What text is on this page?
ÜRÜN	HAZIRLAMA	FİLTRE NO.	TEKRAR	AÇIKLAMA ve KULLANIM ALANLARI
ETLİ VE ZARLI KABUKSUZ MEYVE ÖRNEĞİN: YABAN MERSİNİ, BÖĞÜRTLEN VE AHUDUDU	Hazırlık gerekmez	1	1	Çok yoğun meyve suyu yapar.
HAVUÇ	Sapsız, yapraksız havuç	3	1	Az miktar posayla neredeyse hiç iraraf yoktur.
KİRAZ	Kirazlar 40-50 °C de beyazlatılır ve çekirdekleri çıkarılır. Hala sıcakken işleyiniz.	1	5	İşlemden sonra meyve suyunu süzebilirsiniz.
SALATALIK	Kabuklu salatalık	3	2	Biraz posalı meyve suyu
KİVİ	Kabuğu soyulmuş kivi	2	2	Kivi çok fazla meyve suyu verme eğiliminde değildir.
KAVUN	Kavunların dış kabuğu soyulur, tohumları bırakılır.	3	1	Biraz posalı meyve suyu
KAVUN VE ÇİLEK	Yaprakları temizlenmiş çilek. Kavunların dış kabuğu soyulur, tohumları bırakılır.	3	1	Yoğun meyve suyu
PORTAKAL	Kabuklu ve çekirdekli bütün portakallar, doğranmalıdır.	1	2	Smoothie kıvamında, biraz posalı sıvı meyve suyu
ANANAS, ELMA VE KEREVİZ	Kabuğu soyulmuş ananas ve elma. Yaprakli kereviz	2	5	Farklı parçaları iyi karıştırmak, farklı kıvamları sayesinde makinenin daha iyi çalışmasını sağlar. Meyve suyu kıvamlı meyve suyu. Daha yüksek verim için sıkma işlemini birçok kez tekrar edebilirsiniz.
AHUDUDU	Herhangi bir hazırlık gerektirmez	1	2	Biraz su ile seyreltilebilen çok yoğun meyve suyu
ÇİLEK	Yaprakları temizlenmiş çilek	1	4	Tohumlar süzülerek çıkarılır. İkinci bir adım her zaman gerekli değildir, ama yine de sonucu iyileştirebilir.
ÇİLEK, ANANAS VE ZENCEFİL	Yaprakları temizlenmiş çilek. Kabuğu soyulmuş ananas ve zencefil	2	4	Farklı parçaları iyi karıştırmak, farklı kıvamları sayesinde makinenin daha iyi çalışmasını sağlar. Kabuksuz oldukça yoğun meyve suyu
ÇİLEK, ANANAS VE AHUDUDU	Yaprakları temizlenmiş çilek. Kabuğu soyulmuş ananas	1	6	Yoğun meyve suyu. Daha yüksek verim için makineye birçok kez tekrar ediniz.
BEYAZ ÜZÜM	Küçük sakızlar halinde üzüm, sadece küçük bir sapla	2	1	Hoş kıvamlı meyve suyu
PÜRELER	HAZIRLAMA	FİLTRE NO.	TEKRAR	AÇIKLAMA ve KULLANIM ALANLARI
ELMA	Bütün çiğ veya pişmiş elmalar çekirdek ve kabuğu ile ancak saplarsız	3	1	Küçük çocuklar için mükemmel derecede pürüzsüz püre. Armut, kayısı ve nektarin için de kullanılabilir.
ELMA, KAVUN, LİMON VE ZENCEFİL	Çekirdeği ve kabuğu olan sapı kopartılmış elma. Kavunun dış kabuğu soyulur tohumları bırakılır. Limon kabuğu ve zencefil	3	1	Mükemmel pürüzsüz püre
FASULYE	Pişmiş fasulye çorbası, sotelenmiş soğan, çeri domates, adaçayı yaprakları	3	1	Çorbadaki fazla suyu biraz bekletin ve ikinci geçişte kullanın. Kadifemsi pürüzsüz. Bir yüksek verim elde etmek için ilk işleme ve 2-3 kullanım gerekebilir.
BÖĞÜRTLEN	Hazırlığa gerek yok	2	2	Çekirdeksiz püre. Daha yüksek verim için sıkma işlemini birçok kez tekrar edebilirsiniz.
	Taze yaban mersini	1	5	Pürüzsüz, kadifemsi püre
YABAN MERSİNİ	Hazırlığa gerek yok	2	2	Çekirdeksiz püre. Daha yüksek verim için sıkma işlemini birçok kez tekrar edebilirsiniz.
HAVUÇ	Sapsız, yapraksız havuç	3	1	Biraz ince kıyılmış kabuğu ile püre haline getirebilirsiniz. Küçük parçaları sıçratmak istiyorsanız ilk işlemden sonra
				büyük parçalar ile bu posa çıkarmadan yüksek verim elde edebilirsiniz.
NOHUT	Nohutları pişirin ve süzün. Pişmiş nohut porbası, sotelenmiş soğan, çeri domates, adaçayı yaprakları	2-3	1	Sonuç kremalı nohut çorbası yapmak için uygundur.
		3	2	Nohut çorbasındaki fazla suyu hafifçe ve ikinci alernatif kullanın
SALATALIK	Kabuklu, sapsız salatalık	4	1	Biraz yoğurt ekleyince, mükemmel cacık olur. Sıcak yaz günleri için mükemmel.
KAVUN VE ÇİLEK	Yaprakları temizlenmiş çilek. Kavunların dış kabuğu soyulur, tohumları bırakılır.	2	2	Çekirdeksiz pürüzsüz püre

-- Task to carry out --
Write out the material from the first line to the last, exactly.

-- Result for this exercise --
What text is on this page?
ÜRÜN	HAZIRLAMA	FİLTRE NO.	TEKRAR	AÇIKLAMA ve KULLANIM ALANLARI
ETLİ VE ZARLI KABUKSUZ MEYVE ÖRNEĞİN: YABAN MERSİNİ, BÖĞÜRTLEN VE AHUDUDU	Hazırlık gerekmez	1	1	Çok yoğun meyve suyu yapar.
HAVUÇ	Sapsız, yapraksız havuç	3	1	Az miktar posayla neredeyse hiç iraraf yoktur.
KİRAZ	Kirazlar 40-50 °C de beyazlatılır ve çekirdekleri çıkarılır. Hala sıcakken işleyiniz.	1	5	İşlemden sonra meyve suyunu süzebilirsiniz.
SALATALIK	Kabuklu salatalık	3	2	Biraz posalı meyve suyu
KİVİ	Kabuğu soyulmuş kivi	2	2	Kivi çok fazla meyve suyu verme eğiliminde değildir.
KAVUN	Kavunların dış kabuğu soyulur, tohumları bırakılır.	3	1	Biraz posalı meyve suyu
KAVUN VE ÇİLEK	Yaprakları temizlenmiş çilek. Kavunların dış kabuğu soyulur, tohumları bırakılır.	3	1	Yoğun meyve suyu
PORTAKAL	Kabuklu ve çekirdekli bütün portakallar, doğranmalıdır.	1	2	Smoothie kıvamında, biraz posalı sıvı meyve suyu
ANANAS, ELMA VE KEREVİZ	Kabuğu soyulmuş ananas ve elma. Yaprakli kereviz	2	5	Farklı parçaları iyi karıştırmak, farklı kıvamları sayesinde makinenin daha iyi çalışmasını sağlar. Meyve suyu kıvamlı meyve suyu. Daha yüksek verim için sıkma işlemini birçok kez tekrar edebilirsiniz.
AHUDUDU	Herhangi bir hazırlık gerektirmez	1	2	Biraz su ile seyreltilebilen çok yoğun meyve suyu
ÇİLEK	Yaprakları temizlenmiş çilek	1	4	Tohumlar süzülerek çıkarılır. İkinci bir adım her zaman gerekli değildir, ama yine de sonucu iyileştirebilir.
ÇİLEK, ANANAS VE ZENCEFİL	Yaprakları temizlenmiş çilek. Kabuğu soyulmuş ananas ve zencefil	2	4	Farklı parçaları iyi karıştırmak, farklı kıvamları sayesinde makinenin daha iyi çalışmasını sağlar. Kabuksuz oldukça yoğun meyve suyu
ÇİLEK, ANANAS VE AHUDUDU	Yaprakları temizlenmiş çilek. Kabuğu soyulmuş ananas	1	6	Yoğun meyve suyu. Daha yüksek verim için makineye birçok kez tekrar ediniz.
BEYAZ ÜZÜM	Küçük sakızlar halinde üzüm, sadece küçük bir sapla	2	1	Hoş kıvamlı meyve suyu
PÜRELER	HAZIRLAMA	FİLTRE NO.	TEKRAR	AÇIKLAMA ve KULLANIM ALANLARI
ELMA	Bütün çiğ veya pişmiş elmalar çekirdek ve kabuğu ile ancak saplarsız	3	1	Küçük çocuklar için mükemmel derecede pürüzsüz püre. Armut, kayısı ve nektarin için de kullanılabilir.
ELMA, KAVUN, LİMON VE ZENCEFİL	Çekirdeği ve kabuğu olan sapı kopartılmış elma. Kavunun dış kabuğu soyulur tohumları bırakılır. Limon kabuğu ve zencefil	3	1	Mükemmel pürüzsüz püre
FASULYE	Pişmiş fasulye çorbası, sotelenmiş soğan, çeri domates, adaçayı yaprakları	3	1	Çorbadaki fazla suyu biraz bekletin ve ikinci geçişte kullanın. Kadifemsi pürüzsüz. Bir yüksek verim elde etmek için ilk işleme ve 2-3 kullanım gerekebilir.
BÖĞÜRTLEN	Hazırlığa gerek yok	2	2	Çekirdeksiz püre. Daha yüksek verim için sıkma işlemini birçok kez tekrar edebilirsiniz.
	Taze yaban mersini	1	5	Pürüzsüz, kadifemsi püre
YABAN MERSİNİ	Hazırlığa gerek yok	2	2	Çekirdeksiz püre. Daha yüksek verim için sıkma işlemini birçok kez tekrar edebilirsiniz.
HAVUÇ	Sapsız, yapraksız havuç	3	1	Biraz ince kıyılmış kabuğu ile püre haline getirebilirsiniz. Küçük parçaları sıçratmak istiyorsanız ilk işlemden sonra
				büyük parçalar ile bu posa çıkarmadan yüksek verim elde edebilirsiniz.
NOHUT	Nohutları pişirin ve süzün. Pişmiş nohut porbası, sotelenmiş soğan, çeri domates, adaçayı yaprakları	2-3	1	Sonuç kremalı nohut çorbası yapmak için uygundur.
		3	2	Nohut çorbasındaki fazla suyu hafifçe ve ikinci alernatif kullanın
SALATALIK	Kabuklu, sapsız salatalık	4	1	Biraz yoğurt ekleyince, mükemmel cacık olur. Sıcak yaz günleri için mükemmel.
KAVUN VE ÇİLEK	Yaprakları temizlenmiş çilek. Kavunların dış kabuğu soyulur, tohumları bırakılır.	2	2	Çekirdeksiz pürüzsüz püre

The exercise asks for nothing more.